[Dataset entries]
• • • • •
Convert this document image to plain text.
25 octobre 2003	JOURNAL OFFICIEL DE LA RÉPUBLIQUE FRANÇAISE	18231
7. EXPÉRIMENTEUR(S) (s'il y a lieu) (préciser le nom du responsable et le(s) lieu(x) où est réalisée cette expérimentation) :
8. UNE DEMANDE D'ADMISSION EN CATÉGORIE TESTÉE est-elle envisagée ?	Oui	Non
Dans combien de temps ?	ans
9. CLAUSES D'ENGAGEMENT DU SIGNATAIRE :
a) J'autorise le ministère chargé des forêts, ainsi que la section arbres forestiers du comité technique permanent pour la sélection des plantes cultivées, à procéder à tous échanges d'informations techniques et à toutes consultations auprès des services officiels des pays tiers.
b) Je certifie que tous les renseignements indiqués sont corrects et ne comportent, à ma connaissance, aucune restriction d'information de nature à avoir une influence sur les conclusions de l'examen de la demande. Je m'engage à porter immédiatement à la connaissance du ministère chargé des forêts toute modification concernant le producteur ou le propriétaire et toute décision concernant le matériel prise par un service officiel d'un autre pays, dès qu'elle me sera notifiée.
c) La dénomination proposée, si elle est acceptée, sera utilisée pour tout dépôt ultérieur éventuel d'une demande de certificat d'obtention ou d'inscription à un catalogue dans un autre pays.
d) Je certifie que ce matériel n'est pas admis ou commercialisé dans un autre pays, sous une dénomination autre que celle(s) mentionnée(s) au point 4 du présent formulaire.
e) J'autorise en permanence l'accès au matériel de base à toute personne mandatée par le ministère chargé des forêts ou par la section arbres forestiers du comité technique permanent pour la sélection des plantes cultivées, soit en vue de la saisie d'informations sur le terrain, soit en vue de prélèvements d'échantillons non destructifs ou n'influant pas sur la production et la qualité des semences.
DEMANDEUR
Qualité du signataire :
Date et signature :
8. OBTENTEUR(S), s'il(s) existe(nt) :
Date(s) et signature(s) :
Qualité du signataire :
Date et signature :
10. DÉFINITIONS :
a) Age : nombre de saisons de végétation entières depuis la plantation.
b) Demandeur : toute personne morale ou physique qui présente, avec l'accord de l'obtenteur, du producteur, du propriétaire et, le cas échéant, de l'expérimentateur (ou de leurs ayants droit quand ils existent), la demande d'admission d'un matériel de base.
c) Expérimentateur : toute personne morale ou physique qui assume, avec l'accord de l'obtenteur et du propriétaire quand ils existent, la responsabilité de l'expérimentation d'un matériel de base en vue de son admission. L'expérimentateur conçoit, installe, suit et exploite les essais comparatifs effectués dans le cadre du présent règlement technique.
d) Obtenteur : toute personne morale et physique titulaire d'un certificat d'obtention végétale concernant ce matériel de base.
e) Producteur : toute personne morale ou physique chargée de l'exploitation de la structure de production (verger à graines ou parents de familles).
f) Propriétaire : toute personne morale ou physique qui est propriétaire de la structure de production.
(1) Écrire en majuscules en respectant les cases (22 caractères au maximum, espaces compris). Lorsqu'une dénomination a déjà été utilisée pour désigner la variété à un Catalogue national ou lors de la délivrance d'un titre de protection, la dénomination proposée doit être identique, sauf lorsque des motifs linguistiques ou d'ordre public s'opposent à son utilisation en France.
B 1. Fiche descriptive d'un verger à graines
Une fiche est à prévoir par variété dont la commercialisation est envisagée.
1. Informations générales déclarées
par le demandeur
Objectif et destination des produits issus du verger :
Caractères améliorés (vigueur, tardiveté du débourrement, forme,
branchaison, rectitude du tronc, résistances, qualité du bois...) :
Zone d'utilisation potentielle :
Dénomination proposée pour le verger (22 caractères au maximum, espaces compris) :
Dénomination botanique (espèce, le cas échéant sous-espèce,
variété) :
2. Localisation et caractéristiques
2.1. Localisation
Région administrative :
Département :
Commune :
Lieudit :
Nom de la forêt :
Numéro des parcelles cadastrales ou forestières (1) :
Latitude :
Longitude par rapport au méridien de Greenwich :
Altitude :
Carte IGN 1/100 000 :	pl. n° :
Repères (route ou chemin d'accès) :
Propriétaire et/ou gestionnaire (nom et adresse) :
• • • • •
• _Challenge_: Could you reproduce every record above exactly as it appears?

• _Answer below_:
Convert this document image to plain text.
25 octobre 2003	JOURNAL OFFICIEL DE LA RÉPUBLIQUE FRANÇAISE	18231
7. EXPÉRIMENTEUR(S) (s'il y a lieu) (préciser le nom du responsable et le(s) lieu(x) où est réalisée cette expérimentation) :
8. UNE DEMANDE D'ADMISSION EN CATÉGORIE TESTÉE est-elle envisagée ?	Oui	Non
Dans combien de temps ?	ans
9. CLAUSES D'ENGAGEMENT DU SIGNATAIRE :
a) J'autorise le ministère chargé des forêts, ainsi que la section arbres forestiers du comité technique permanent pour la sélection des plantes cultivées, à procéder à tous échanges d'informations techniques et à toutes consultations auprès des services officiels des pays tiers.
b) Je certifie que tous les renseignements indiqués sont corrects et ne comportent, à ma connaissance, aucune restriction d'information de nature à avoir une influence sur les conclusions de l'examen de la demande. Je m'engage à porter immédiatement à la connaissance du ministère chargé des forêts toute modification concernant le producteur ou le propriétaire et toute décision concernant le matériel prise par un service officiel d'un autre pays, dès qu'elle me sera notifiée.
c) La dénomination proposée, si elle est acceptée, sera utilisée pour tout dépôt ultérieur éventuel d'une demande de certificat d'obtention ou d'inscription à un catalogue dans un autre pays.
d) Je certifie que ce matériel n'est pas admis ou commercialisé dans un autre pays, sous une dénomination autre que celle(s) mentionnée(s) au point 4 du présent formulaire.
e) J'autorise en permanence l'accès au matériel de base à toute personne mandatée par le ministère chargé des forêts ou par la section arbres forestiers du comité technique permanent pour la sélection des plantes cultivées, soit en vue de la saisie d'informations sur le terrain, soit en vue de prélèvements d'échantillons non destructifs ou n'influant pas sur la production et la qualité des semences.
DEMANDEUR
Qualité du signataire :
Date et signature :
8. OBTENTEUR(S), s'il(s) existe(nt) :
Date(s) et signature(s) :
Qualité du signataire :
Date et signature :
10. DÉFINITIONS :
a) Age : nombre de saisons de végétation entières depuis la plantation.
b) Demandeur : toute personne morale ou physique qui présente, avec l'accord de l'obtenteur, du producteur, du propriétaire et, le cas échéant, de l'expérimentateur (ou de leurs ayants droit quand ils existent), la demande d'admission d'un matériel de base.
c) Expérimentateur : toute personne morale ou physique qui assume, avec l'accord de l'obtenteur et du propriétaire quand ils existent, la responsabilité de l'expérimentation d'un matériel de base en vue de son admission. L'expérimentateur conçoit, installe, suit et exploite les essais comparatifs effectués dans le cadre du présent règlement technique.
d) Obtenteur : toute personne morale et physique titulaire d'un certificat d'obtention végétale concernant ce matériel de base.
e) Producteur : toute personne morale ou physique chargée de l'exploitation de la structure de production (verger à graines ou parents de familles).
f) Propriétaire : toute personne morale ou physique qui est propriétaire de la structure de production.
(1) Écrire en majuscules en respectant les cases (22 caractères au maximum, espaces compris). Lorsqu'une dénomination a déjà été utilisée pour désigner la variété à un Catalogue national ou lors de la délivrance d'un titre de protection, la dénomination proposée doit être identique, sauf lorsque des motifs linguistiques ou d'ordre public s'opposent à son utilisation en France.
B 1. Fiche descriptive d'un verger à graines
Une fiche est à prévoir par variété dont la commercialisation est envisagée.
1. Informations générales déclarées
par le demandeur
Objectif et destination des produits issus du verger :
Caractères améliorés (vigueur, tardiveté du débourrement, forme,
branchaison, rectitude du tronc, résistances, qualité du bois...) :
Zone d'utilisation potentielle :
Dénomination proposée pour le verger (22 caractères au maximum, espaces compris) :
Dénomination botanique (espèce, le cas échéant sous-espèce,
variété) :
2. Localisation et caractéristiques
2.1. Localisation
Région administrative :
Département :
Commune :
Lieudit :
Nom de la forêt :
Numéro des parcelles cadastrales ou forestières (1) :
Latitude :
Longitude par rapport au méridien de Greenwich :
Altitude :
Carte IGN 1/100 000 :	pl. n° :
Repères (route ou chemin d'accès) :
Propriétaire et/ou gestionnaire (nom et adresse) :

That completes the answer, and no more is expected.